:: TASK GOAL ::
Output every line below exactly.

[Figure record extracts]
-*-

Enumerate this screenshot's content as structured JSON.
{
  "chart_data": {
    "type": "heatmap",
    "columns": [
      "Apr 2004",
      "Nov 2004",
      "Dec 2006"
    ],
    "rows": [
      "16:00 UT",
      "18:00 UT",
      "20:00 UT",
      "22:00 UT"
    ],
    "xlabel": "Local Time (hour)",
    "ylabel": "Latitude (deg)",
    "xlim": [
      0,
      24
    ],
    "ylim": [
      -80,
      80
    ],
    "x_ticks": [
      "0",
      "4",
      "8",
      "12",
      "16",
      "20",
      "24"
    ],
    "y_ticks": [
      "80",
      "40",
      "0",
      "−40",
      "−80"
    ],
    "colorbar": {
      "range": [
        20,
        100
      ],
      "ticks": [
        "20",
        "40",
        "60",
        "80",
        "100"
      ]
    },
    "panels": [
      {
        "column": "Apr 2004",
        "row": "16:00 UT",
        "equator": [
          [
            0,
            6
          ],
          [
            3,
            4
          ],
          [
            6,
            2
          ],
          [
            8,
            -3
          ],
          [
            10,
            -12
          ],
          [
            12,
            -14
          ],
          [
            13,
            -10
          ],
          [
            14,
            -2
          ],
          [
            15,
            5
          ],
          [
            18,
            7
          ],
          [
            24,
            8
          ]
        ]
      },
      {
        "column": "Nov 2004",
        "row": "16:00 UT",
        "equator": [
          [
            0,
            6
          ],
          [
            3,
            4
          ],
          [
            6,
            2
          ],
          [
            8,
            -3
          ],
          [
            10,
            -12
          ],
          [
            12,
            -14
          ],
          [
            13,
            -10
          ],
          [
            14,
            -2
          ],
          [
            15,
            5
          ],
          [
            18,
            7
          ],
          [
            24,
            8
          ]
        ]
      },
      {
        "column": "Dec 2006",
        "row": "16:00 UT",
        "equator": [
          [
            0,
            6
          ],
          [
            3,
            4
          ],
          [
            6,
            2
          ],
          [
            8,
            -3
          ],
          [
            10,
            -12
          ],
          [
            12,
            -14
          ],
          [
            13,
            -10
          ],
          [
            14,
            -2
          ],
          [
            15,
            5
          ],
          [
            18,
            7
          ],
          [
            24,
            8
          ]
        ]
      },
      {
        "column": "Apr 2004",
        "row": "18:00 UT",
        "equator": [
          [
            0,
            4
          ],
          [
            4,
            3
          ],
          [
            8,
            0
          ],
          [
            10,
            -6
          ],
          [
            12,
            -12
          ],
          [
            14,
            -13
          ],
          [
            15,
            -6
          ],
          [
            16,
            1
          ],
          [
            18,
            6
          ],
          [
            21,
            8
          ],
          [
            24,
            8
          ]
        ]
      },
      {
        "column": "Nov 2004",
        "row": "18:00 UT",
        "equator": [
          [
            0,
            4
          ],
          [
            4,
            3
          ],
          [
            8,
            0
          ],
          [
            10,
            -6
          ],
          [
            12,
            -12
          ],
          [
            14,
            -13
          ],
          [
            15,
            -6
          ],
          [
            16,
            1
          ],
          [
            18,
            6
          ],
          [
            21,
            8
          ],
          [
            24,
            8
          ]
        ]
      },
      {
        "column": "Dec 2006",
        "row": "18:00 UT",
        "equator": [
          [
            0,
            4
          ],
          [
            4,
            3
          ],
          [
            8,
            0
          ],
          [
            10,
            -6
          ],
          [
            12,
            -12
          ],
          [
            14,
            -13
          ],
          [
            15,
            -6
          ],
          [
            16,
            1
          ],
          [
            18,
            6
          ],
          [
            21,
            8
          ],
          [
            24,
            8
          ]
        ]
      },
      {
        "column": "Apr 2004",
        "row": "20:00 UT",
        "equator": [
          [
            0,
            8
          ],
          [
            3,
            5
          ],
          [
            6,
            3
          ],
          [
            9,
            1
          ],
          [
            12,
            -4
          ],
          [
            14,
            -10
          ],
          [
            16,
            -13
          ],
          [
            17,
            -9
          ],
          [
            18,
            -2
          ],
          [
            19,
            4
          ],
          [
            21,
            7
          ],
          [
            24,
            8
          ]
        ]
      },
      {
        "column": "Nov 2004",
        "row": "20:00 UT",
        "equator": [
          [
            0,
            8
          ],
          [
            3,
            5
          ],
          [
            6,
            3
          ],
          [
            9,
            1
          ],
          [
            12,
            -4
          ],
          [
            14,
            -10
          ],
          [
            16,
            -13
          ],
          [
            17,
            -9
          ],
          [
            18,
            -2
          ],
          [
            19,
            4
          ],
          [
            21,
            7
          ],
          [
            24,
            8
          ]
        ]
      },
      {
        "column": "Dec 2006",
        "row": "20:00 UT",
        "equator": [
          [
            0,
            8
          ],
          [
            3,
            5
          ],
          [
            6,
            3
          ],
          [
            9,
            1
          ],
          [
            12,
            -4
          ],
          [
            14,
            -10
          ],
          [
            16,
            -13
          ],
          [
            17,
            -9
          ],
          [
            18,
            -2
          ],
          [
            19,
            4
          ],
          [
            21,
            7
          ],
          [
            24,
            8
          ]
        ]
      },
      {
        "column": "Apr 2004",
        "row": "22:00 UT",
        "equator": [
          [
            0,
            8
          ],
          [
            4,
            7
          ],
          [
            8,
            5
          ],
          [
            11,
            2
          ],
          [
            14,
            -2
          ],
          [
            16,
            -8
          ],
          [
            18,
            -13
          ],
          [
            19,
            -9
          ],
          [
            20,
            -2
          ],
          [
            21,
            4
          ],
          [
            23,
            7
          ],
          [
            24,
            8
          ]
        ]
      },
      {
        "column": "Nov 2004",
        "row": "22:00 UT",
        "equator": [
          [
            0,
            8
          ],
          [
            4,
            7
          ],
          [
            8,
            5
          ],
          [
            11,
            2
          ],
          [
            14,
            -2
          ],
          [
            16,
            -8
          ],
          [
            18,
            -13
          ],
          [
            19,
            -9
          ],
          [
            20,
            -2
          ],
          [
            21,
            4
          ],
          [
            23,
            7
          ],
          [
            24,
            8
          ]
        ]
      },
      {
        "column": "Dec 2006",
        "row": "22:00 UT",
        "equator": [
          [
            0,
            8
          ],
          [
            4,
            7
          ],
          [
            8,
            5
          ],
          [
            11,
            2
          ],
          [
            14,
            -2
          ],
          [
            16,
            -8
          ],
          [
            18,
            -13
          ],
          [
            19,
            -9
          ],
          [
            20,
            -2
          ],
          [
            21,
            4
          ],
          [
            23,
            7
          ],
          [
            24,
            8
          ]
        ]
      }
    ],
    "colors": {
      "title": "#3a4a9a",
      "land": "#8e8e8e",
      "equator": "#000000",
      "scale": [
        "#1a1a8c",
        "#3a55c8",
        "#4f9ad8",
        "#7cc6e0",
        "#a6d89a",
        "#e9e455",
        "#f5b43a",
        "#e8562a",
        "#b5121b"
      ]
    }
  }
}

-*-

:: SOLUTION FOR THIS PROBLEM ::
Enumerate this screenshot's content as structured JSON.
{
  "chart_data": {
    "type": "heatmap",
    "columns": [
      "Apr 2004",
      "Nov 2004",
      "Dec 2006"
    ],
    "rows": [
      "16:00 UT",
      "18:00 UT",
      "20:00 UT",
      "22:00 UT"
    ],
    "xlabel": "Local Time (hour)",
    "ylabel": "Latitude (deg)",
    "xlim": [
      0,
      24
    ],
    "ylim": [
      -80,
      80
    ],
    "x_ticks": [
      "0",
      "4",
      "8",
      "12",
      "16",
      "20",
      "24"
    ],
    "y_ticks": [
      "80",
      "40",
      "0",
      "−40",
      "−80"
    ],
    "colorbar": {
      "range": [
        20,
        100
      ],
      "ticks": [
        "20",
        "40",
        "60",
        "80",
        "100"
      ]
    },
    "panels": [
      {
        "column": "Apr 2004",
        "row": "16:00 UT",
        "equator": [
          [
            0,
            6
          ],
          [
            3,
            4
          ],
          [
            6,
            2
          ],
          [
            8,
            -3
          ],
          [
            10,
            -12
          ],
          [
            12,
            -14
          ],
          [
            13,
            -10
          ],
          [
            14,
            -2
          ],
          [
            15,
            5
          ],
          [
            18,
            7
          ],
          [
            24,
            8
          ]
        ]
      },
      {
        "column": "Nov 2004",
        "row": "16:00 UT",
        "equator": [
          [
            0,
            6
          ],
          [
            3,
            4
          ],
          [
            6,
            2
          ],
          [
            8,
            -3
          ],
          [
            10,
            -12
          ],
          [
            12,
            -14
          ],
          [
            13,
            -10
          ],
          [
            14,
            -2
          ],
          [
            15,
            5
          ],
          [
            18,
            7
          ],
          [
            24,
            8
          ]
        ]
      },
      {
        "column": "Dec 2006",
        "row": "16:00 UT",
        "equator": [
          [
            0,
            6
          ],
          [
            3,
            4
          ],
          [
            6,
            2
          ],
          [
            8,
            -3
          ],
          [
            10,
            -12
          ],
          [
            12,
            -14
          ],
          [
            13,
            -10
          ],
          [
            14,
            -2
          ],
          [
            15,
            5
          ],
          [
            18,
            7
          ],
          [
            24,
            8
          ]
        ]
      },
      {
        "column": "Apr 2004",
        "row": "18:00 UT",
        "equator": [
          [
            0,
            4
          ],
          [
            4,
            3
          ],
          [
            8,
            0
          ],
          [
            10,
            -6
          ],
          [
            12,
            -12
          ],
          [
            14,
            -13
          ],
          [
            15,
            -6
          ],
          [
            16,
            1
          ],
          [
            18,
            6
          ],
          [
            21,
            8
          ],
          [
            24,
            8
          ]
        ]
      },
      {
        "column": "Nov 2004",
        "row": "18:00 UT",
        "equator": [
          [
            0,
            4
          ],
          [
            4,
            3
          ],
          [
            8,
            0
          ],
          [
            10,
            -6
          ],
          [
            12,
            -12
          ],
          [
            14,
            -13
          ],
          [
            15,
            -6
          ],
          [
            16,
            1
          ],
          [
            18,
            6
          ],
          [
            21,
            8
          ],
          [
            24,
            8
          ]
        ]
      },
      {
        "column": "Dec 2006",
        "row": "18:00 UT",
        "equator": [
          [
            0,
            4
          ],
          [
            4,
            3
          ],
          [
            8,
            0
          ],
          [
            10,
            -6
          ],
          [
            12,
            -12
          ],
          [
            14,
            -13
          ],
          [
            15,
            -6
          ],
          [
            16,
            1
          ],
          [
            18,
            6
          ],
          [
            21,
            8
          ],
          [
            24,
            8
          ]
        ]
      },
      {
        "column": "Apr 2004",
        "row": "20:00 UT",
        "equator": [
          [
            0,
            8
          ],
          [
            3,
            5
          ],
          [
            6,
            3
          ],
          [
            9,
            1
          ],
          [
            12,
            -4
          ],
          [
            14,
            -10
          ],
          [
            16,
            -13
          ],
          [
            17,
            -9
          ],
          [
            18,
            -2
          ],
          [
            19,
            4
          ],
          [
            21,
            7
          ],
          [
            24,
            8
          ]
        ]
      },
      {
        "column": "Nov 2004",
        "row": "20:00 UT",
        "equator": [
          [
            0,
            8
          ],
          [
            3,
            5
          ],
          [
            6,
            3
          ],
          [
            9,
            1
          ],
          [
            12,
            -4
          ],
          [
            14,
            -10
          ],
          [
            16,
            -13
          ],
          [
            17,
            -9
          ],
          [
            18,
            -2
          ],
          [
            19,
            4
          ],
          [
            21,
            7
          ],
          [
            24,
            8
          ]
        ]
      },
      {
        "column": "Dec 2006",
        "row": "20:00 UT",
        "equator": [
          [
            0,
            8
          ],
          [
            3,
            5
          ],
          [
            6,
            3
          ],
          [
            9,
            1
          ],
          [
            12,
            -4
          ],
          [
            14,
            -10
          ],
          [
            16,
            -13
          ],
          [
            17,
            -9
          ],
          [
            18,
            -2
          ],
          [
            19,
            4
          ],
          [
            21,
            7
          ],
          [
            24,
            8
          ]
        ]
      },
      {
        "column": "Apr 2004",
        "row": "22:00 UT",
        "equator": [
          [
            0,
            8
          ],
          [
            4,
            7
          ],
          [
            8,
            5
          ],
          [
            11,
            2
          ],
          [
            14,
            -2
          ],
          [
            16,
            -8
          ],
          [
            18,
            -13
          ],
          [
            19,
            -9
          ],
          [
            20,
            -2
          ],
          [
            21,
            4
          ],
          [
            23,
            7
          ],
          [
            24,
            8
          ]
        ]
      },
      {
        "column": "Nov 2004",
        "row": "22:00 UT",
        "equator": [
          [
            0,
            8
          ],
          [
            4,
            7
          ],
          [
            8,
            5
          ],
          [
            11,
            2
          ],
          [
            14,
            -2
          ],
          [
            16,
            -8
          ],
          [
            18,
            -13
          ],
          [
            19,
            -9
          ],
          [
            20,
            -2
          ],
          [
            21,
            4
          ],
          [
            23,
            7
          ],
          [
            24,
            8
          ]
        ]
      },
      {
        "column": "Dec 2006",
        "row": "22:00 UT",
        "equator": [
          [
            0,
            8
          ],
          [
            4,
            7
          ],
          [
            8,
            5
          ],
          [
            11,
            2
          ],
          [
            14,
            -2
          ],
          [
            16,
            -8
          ],
          [
            18,
            -13
          ],
          [
            19,
            -9
          ],
          [
            20,
            -2
          ],
          [
            21,
            4
          ],
          [
            23,
            7
          ],
          [
            24,
            8
          ]
        ]
      }
    ],
    "colors": {
      "title": "#3a4a9a",
      "land": "#8e8e8e",
      "equator": "#000000",
      "scale": [
        "#1a1a8c",
        "#3a55c8",
        "#4f9ad8",
        "#7cc6e0",
        "#a6d89a",
        "#e9e455",
        "#f5b43a",
        "#e8562a",
        "#b5121b"
      ]
    }
  }
}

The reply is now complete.